Collected data:
# # # # # # #

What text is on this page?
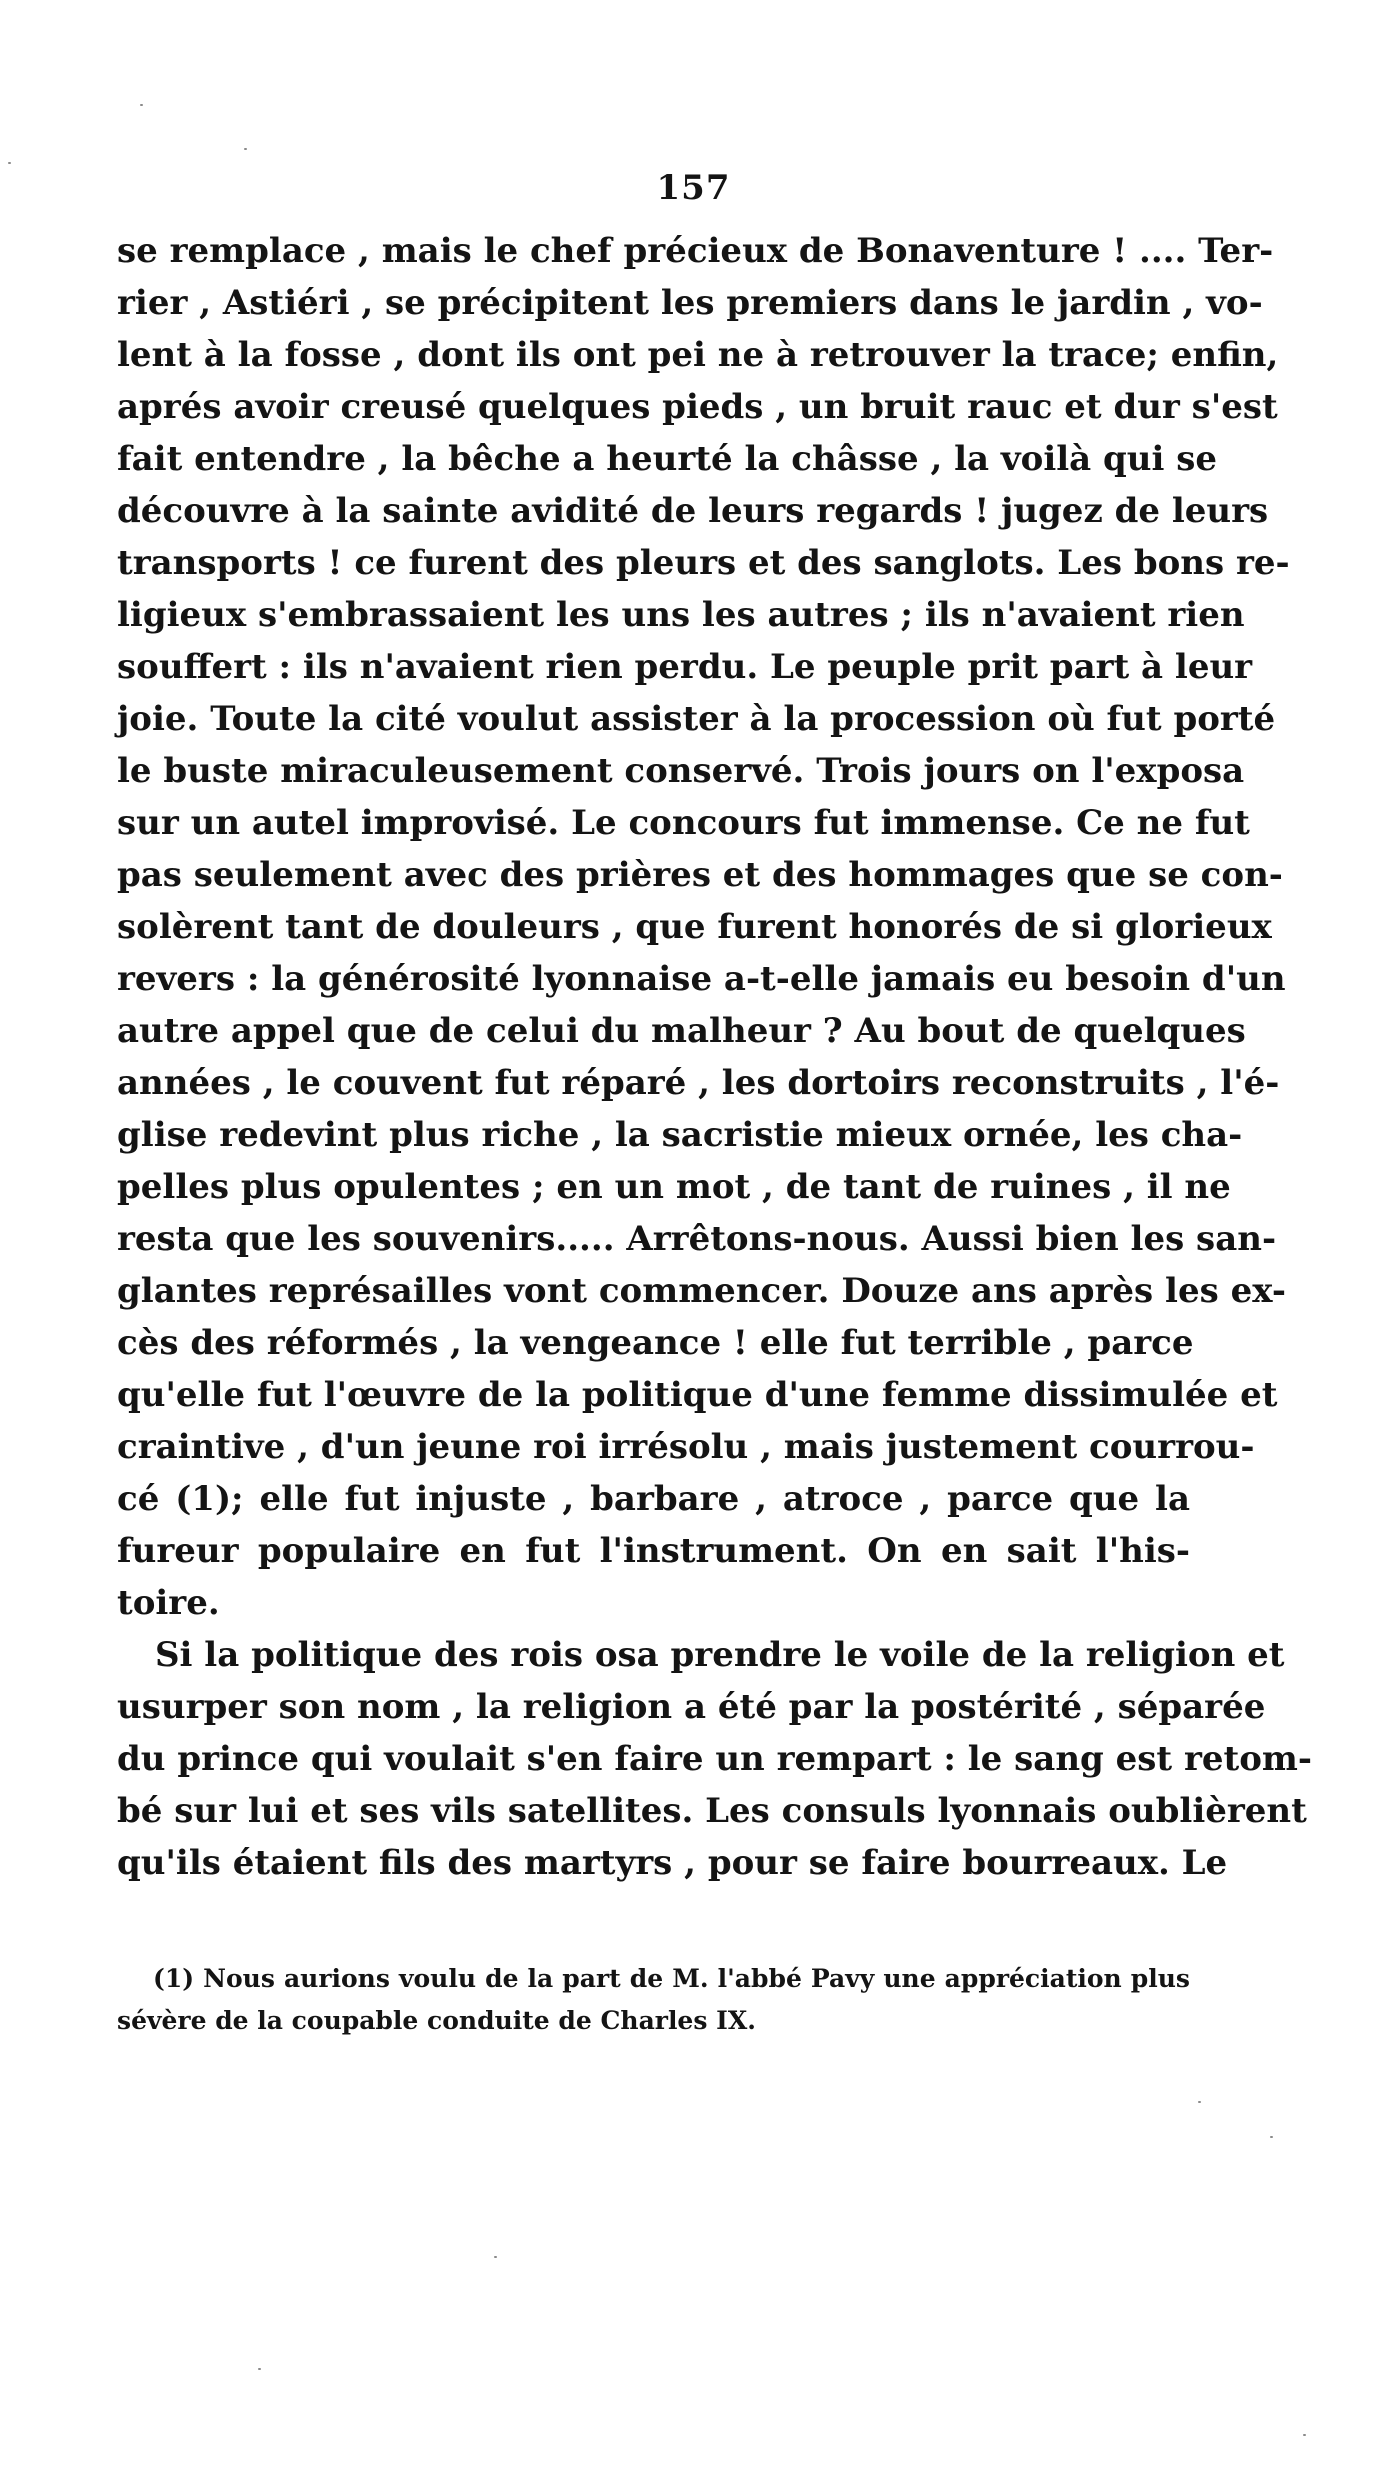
157
se remplace , mais le chef précieux de Bonaventure ! .... Ter-
rier , Astiéri , se précipitent les premiers dans le jardin , vo-
lent à la fosse , dont ils ont pei ne à retrouver la trace; enfin,
aprés avoir creusé quelques pieds , un bruit rauc et dur s'est
fait entendre , la bêche a heurté la châsse , la voilà qui se
découvre à la sainte avidité de leurs regards ! jugez de leurs
transports ! ce furent des pleurs et des sanglots. Les bons re-
ligieux s'embrassaient les uns les autres ; ils n'avaient rien
souffert : ils n'avaient rien perdu. Le peuple prit part à leur
joie. Toute la cité voulut assister à la procession où fut porté
le buste miraculeusement conservé. Trois jours on l'exposa
sur un autel improvisé. Le concours fut immense. Ce ne fut
pas seulement avec des prières et des hommages que se con-
solèrent tant de douleurs , que furent honorés de si glorieux
revers : la générosité lyonnaise a-t-elle jamais eu besoin d'un
autre appel que de celui du malheur ? Au bout de quelques
années , le couvent fut réparé , les dortoirs reconstruits , l'é-
glise redevint plus riche , la sacristie mieux ornée, les cha-
pelles plus opulentes ; en un mot , de tant de ruines , il ne
resta que les souvenirs..... Arrêtons-nous. Aussi bien les san-
glantes représailles vont commencer. Douze ans après les ex-
cès des réformés , la vengeance ! elle fut terrible , parce
qu'elle fut l'œuvre de la politique d'une femme dissimulée et
craintive , d'un jeune roi irrésolu , mais justement courrou-
cé (1); elle fut injuste , barbare , atroce , parce que la
fureur populaire en fut l'instrument. On en sait l'his-
toire.
Si la politique des rois osa prendre le voile de la religion et
usurper son nom , la religion a été par la postérité , séparée
du prince qui voulait s'en faire un rempart : le sang est retom-
bé sur lui et ses vils satellites. Les consuls lyonnais oublièrent
qu'ils étaient fils des martyrs , pour se faire bourreaux. Le
(1) Nous aurions voulu de la part de M. l'abbé Pavy une appréciation plus
sévère de la coupable conduite de Charles IX.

# # # # # # #

DO THIS:
Print the records word for word and exclude any picture they hold.

RIGHT ANSWER:
What text is on this page?
157
se remplace , mais le chef précieux de Bonaventure ! .... Ter-
rier , Astiéri , se précipitent les premiers dans le jardin , vo-
lent à la fosse , dont ils ont pei ne à retrouver la trace; enfin,
aprés avoir creusé quelques pieds , un bruit rauc et dur s'est
fait entendre , la bêche a heurté la châsse , la voilà qui se
découvre à la sainte avidité de leurs regards ! jugez de leurs
transports ! ce furent des pleurs et des sanglots. Les bons re-
ligieux s'embrassaient les uns les autres ; ils n'avaient rien
souffert : ils n'avaient rien perdu. Le peuple prit part à leur
joie. Toute la cité voulut assister à la procession où fut porté
le buste miraculeusement conservé. Trois jours on l'exposa
sur un autel improvisé. Le concours fut immense. Ce ne fut
pas seulement avec des prières et des hommages que se con-
solèrent tant de douleurs , que furent honorés de si glorieux
revers : la générosité lyonnaise a-t-elle jamais eu besoin d'un
autre appel que de celui du malheur ? Au bout de quelques
années , le couvent fut réparé , les dortoirs reconstruits , l'é-
glise redevint plus riche , la sacristie mieux ornée, les cha-
pelles plus opulentes ; en un mot , de tant de ruines , il ne
resta que les souvenirs..... Arrêtons-nous. Aussi bien les san-
glantes représailles vont commencer. Douze ans après les ex-
cès des réformés , la vengeance ! elle fut terrible , parce
qu'elle fut l'œuvre de la politique d'une femme dissimulée et
craintive , d'un jeune roi irrésolu , mais justement courrou-
cé (1); elle fut injuste , barbare , atroce , parce que la
fureur populaire en fut l'instrument. On en sait l'his-
toire.
Si la politique des rois osa prendre le voile de la religion et
usurper son nom , la religion a été par la postérité , séparée
du prince qui voulait s'en faire un rempart : le sang est retom-
bé sur lui et ses vils satellites. Les consuls lyonnais oublièrent
qu'ils étaient fils des martyrs , pour se faire bourreaux. Le
(1) Nous aurions voulu de la part de M. l'abbé Pavy une appréciation plus
sévère de la coupable conduite de Charles IX.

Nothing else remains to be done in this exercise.